Data for the task:
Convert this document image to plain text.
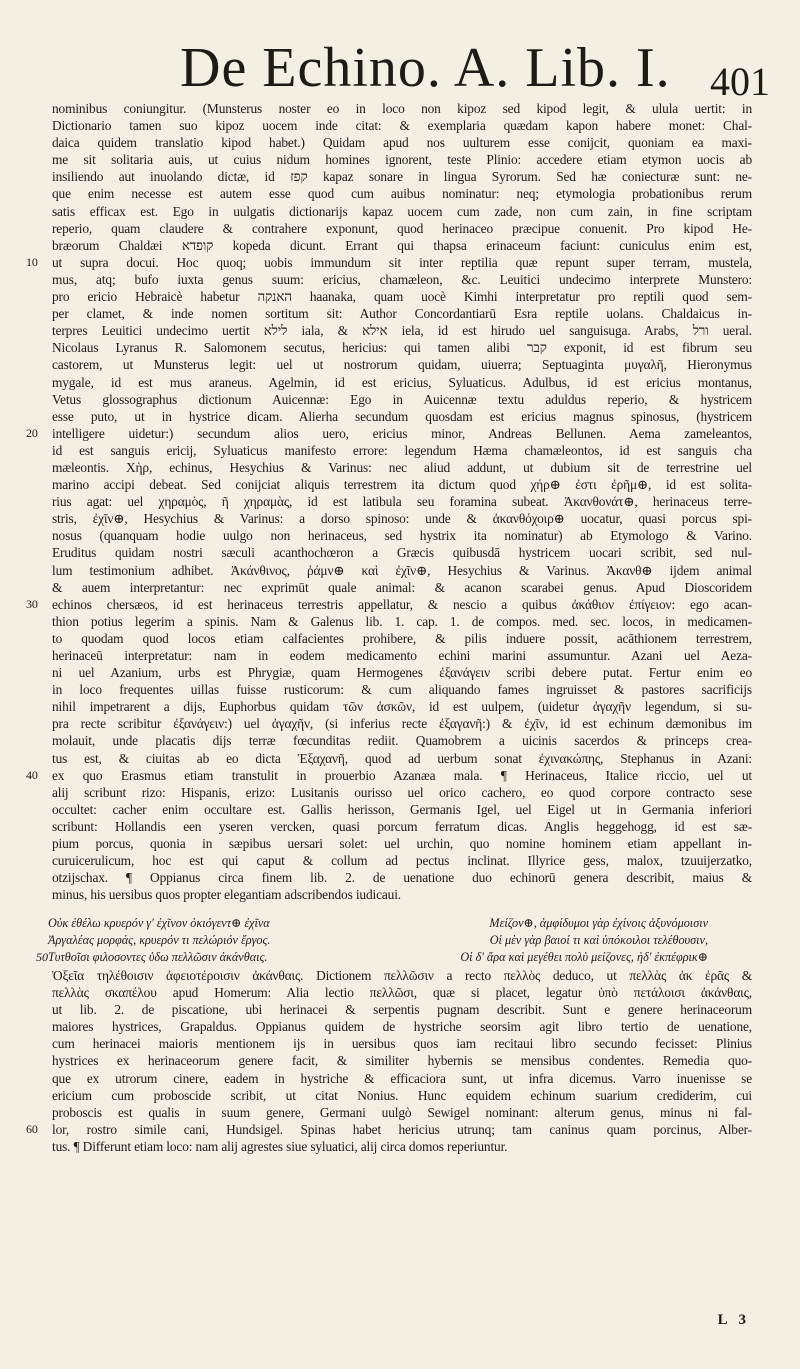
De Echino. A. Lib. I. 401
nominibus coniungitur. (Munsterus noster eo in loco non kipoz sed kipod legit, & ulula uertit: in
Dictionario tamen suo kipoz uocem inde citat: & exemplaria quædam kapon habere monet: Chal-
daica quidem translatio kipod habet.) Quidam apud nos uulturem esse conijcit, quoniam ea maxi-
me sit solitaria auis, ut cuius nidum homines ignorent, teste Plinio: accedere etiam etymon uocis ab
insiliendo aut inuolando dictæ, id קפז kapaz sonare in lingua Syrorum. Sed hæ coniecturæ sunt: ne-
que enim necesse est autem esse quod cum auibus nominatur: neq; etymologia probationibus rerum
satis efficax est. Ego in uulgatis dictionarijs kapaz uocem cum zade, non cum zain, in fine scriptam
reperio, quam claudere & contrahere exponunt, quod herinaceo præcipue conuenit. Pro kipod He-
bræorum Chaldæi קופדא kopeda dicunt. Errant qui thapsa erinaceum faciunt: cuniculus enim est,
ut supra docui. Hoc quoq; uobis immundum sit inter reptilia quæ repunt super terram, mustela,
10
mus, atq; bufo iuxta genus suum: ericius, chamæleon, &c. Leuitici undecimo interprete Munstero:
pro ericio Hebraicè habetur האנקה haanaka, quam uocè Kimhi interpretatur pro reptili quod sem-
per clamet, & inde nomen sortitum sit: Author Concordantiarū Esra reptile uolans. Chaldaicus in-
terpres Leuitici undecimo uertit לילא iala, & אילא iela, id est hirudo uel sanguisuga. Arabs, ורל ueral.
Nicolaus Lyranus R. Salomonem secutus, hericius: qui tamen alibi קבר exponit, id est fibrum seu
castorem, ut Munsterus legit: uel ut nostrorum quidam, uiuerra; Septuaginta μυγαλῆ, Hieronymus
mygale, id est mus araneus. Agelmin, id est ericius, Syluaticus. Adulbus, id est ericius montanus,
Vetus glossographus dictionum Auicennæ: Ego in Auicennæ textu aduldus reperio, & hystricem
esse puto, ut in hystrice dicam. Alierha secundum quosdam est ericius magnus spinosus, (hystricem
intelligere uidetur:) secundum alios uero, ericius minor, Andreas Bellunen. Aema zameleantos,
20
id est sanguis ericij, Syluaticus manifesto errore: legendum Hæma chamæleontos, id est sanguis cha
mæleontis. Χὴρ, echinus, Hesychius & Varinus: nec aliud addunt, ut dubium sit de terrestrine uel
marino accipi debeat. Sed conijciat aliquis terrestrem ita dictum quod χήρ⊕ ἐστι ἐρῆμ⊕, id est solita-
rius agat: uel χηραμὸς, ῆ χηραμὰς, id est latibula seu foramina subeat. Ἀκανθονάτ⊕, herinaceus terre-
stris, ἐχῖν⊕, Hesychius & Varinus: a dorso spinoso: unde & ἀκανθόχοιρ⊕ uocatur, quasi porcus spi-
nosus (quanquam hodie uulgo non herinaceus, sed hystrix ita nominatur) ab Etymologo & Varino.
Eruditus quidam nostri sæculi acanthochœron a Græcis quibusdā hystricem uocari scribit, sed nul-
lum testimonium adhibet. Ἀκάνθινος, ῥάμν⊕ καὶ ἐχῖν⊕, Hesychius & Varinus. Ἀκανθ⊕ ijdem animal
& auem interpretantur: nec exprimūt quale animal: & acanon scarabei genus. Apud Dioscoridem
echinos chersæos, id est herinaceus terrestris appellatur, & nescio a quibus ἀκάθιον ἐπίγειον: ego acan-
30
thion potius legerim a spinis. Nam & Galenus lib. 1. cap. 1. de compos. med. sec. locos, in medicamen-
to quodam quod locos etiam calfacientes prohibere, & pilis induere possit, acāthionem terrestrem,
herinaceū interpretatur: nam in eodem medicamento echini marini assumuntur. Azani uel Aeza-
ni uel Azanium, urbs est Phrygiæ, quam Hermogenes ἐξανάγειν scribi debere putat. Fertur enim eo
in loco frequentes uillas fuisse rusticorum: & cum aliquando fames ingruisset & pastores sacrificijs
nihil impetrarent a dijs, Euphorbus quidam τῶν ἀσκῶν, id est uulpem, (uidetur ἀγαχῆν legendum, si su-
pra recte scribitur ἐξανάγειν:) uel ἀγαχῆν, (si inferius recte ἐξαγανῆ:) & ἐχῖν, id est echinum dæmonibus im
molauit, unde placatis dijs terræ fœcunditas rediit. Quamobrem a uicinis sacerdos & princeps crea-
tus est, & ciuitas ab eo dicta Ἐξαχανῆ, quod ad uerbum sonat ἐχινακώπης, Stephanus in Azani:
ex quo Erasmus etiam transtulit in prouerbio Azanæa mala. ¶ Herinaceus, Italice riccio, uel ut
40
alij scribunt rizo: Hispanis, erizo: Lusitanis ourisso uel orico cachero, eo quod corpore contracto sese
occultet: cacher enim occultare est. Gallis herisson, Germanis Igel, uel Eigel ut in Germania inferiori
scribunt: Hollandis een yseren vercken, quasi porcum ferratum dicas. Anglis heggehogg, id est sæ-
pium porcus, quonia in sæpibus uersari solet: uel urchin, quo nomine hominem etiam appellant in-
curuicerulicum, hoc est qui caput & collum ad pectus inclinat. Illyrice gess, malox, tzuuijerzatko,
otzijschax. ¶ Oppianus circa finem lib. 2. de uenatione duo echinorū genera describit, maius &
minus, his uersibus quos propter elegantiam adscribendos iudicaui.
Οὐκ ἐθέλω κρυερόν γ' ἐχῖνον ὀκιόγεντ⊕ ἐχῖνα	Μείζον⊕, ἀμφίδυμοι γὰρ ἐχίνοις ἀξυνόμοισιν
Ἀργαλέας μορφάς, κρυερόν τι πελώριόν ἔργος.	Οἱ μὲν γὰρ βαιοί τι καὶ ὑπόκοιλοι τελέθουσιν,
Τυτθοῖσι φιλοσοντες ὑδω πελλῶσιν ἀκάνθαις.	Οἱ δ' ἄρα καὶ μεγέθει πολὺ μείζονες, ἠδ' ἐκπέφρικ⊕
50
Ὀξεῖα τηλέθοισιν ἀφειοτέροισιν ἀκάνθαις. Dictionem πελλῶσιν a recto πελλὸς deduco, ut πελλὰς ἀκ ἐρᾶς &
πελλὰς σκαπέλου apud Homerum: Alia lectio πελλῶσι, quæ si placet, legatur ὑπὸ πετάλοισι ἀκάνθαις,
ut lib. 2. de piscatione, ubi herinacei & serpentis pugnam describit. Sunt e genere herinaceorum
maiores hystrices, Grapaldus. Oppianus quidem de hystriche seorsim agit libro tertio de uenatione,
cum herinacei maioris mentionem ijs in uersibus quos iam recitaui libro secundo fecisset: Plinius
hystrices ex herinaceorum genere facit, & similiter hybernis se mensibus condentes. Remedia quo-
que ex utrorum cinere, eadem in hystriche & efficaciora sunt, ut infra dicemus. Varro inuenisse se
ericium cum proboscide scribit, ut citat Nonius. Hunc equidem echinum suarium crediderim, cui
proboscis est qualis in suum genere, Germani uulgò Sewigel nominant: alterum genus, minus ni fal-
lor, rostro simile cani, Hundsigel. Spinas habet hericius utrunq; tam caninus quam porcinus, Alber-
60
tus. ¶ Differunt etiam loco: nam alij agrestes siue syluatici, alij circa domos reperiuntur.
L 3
---
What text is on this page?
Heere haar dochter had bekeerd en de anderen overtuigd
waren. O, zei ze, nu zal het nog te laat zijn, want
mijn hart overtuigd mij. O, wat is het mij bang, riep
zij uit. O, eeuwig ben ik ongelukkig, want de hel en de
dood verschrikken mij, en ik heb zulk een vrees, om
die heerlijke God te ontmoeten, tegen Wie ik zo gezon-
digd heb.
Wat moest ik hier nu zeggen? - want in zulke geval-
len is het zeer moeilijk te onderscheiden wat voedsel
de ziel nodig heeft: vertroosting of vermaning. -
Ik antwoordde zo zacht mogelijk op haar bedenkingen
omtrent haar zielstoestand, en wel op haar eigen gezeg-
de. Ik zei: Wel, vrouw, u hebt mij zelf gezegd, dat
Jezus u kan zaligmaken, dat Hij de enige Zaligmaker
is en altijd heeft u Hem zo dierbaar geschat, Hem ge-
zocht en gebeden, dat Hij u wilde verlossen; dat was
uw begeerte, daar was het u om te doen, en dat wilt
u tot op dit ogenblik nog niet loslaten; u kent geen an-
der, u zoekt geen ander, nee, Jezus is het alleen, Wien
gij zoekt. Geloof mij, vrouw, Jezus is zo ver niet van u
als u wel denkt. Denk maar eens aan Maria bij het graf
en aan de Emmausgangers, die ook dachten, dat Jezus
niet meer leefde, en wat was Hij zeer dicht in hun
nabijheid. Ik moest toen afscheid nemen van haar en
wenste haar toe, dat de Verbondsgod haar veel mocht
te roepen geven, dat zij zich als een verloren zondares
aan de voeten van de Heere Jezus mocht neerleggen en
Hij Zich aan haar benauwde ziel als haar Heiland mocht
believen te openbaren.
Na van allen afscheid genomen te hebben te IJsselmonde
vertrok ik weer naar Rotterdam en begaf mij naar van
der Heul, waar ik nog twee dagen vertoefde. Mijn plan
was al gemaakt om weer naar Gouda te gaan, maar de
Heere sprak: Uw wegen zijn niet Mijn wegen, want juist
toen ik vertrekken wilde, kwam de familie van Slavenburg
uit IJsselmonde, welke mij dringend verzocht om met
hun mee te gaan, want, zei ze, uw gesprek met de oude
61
* * *
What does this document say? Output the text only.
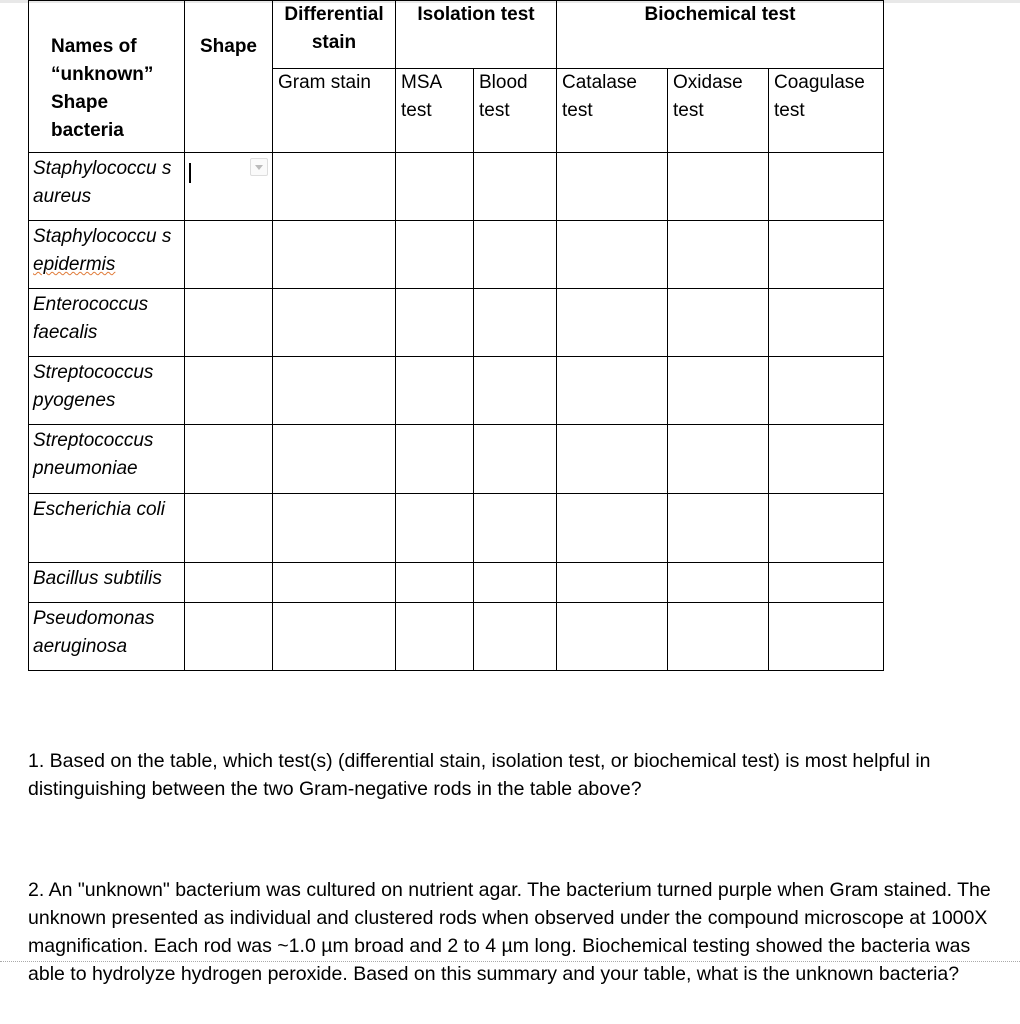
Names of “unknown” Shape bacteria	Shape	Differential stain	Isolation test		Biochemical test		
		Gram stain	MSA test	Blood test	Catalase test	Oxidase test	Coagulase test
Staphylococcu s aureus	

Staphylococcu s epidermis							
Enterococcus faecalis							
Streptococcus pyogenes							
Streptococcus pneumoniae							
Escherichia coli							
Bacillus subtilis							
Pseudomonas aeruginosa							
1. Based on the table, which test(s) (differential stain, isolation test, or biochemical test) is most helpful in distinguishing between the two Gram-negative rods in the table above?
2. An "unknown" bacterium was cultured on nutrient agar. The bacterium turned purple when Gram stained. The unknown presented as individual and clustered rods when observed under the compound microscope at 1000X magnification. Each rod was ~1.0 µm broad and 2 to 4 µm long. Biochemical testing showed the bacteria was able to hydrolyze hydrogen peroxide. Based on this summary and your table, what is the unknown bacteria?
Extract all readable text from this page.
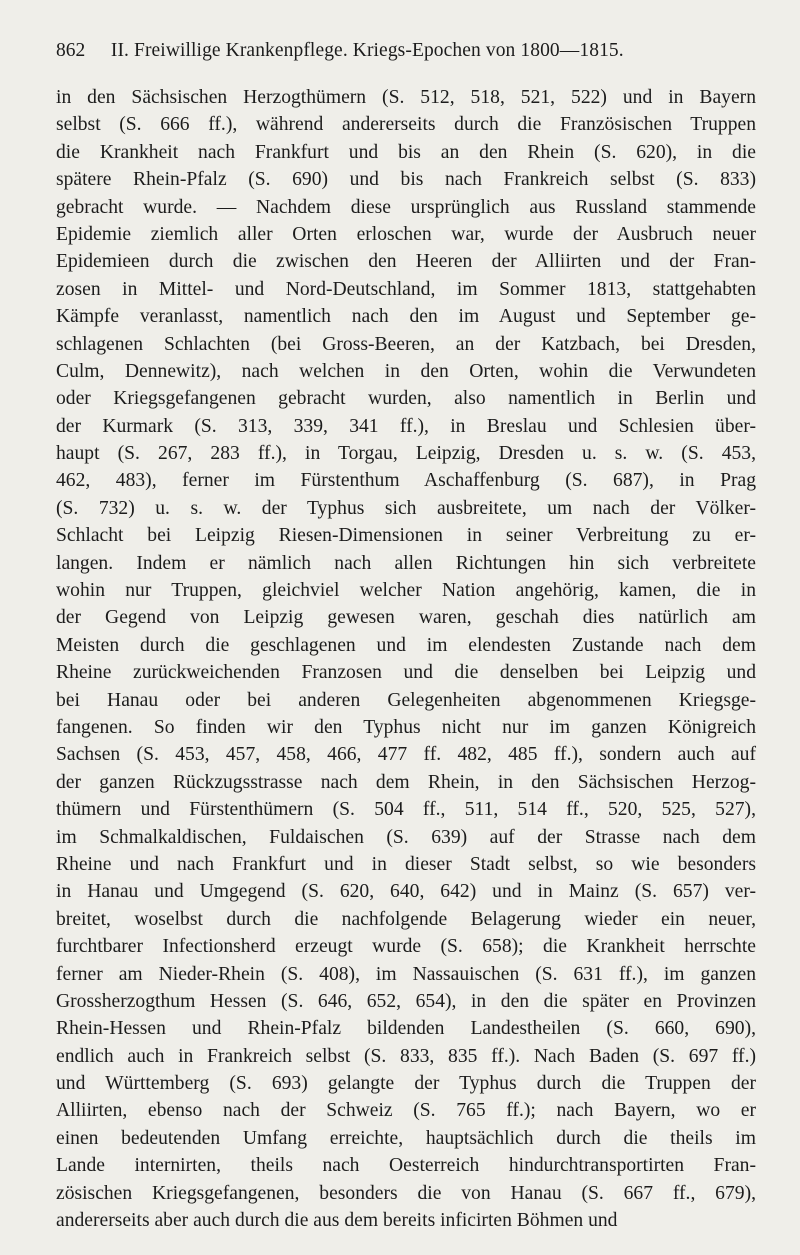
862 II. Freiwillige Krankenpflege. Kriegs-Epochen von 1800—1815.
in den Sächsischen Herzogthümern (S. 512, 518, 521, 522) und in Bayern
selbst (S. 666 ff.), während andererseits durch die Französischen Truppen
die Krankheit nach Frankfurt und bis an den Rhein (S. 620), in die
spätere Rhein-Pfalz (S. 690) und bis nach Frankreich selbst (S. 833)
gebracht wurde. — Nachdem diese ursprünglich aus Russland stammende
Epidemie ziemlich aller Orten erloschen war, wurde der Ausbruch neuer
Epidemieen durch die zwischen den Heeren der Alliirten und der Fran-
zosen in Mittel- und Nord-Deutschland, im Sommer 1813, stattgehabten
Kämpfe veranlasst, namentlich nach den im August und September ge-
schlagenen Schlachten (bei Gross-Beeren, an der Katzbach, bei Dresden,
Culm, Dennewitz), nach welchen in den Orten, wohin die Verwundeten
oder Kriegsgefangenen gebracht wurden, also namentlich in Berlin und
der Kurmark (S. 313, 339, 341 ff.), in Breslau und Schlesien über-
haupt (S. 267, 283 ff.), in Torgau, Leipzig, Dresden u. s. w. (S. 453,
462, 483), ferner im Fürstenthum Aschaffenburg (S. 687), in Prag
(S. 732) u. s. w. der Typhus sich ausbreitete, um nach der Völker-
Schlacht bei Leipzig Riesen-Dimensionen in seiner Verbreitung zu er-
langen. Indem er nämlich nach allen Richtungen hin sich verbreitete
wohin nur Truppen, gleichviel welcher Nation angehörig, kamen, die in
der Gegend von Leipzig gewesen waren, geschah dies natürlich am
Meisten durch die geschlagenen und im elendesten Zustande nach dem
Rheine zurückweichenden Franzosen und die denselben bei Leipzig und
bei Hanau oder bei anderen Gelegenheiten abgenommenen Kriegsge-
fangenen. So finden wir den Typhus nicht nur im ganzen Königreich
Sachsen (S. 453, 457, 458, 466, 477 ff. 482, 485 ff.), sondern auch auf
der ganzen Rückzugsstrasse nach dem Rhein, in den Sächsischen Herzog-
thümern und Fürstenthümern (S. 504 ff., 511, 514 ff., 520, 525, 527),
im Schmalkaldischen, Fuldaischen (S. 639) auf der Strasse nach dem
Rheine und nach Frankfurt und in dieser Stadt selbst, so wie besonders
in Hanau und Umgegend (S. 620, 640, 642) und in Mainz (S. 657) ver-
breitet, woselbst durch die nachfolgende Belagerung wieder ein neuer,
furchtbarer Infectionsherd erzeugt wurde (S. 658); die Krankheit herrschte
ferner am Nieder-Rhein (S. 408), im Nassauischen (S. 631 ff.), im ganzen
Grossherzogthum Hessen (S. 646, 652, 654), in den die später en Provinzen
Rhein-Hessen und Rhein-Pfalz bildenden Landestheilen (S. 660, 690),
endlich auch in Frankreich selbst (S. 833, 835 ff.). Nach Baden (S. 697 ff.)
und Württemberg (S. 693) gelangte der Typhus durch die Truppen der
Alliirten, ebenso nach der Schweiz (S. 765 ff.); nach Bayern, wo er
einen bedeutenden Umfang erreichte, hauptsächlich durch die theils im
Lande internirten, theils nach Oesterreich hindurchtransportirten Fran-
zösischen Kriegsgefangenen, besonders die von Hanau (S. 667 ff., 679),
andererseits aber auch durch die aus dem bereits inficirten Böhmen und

Problem statement: Among the lines above, find each one containing the string "neuer" and copy it.

Exercise output:
Epidemie ziemlich aller Orten erloschen war, wurde der Ausbruch neuer
breitet, woselbst durch die nachfolgende Belagerung wieder ein neuer,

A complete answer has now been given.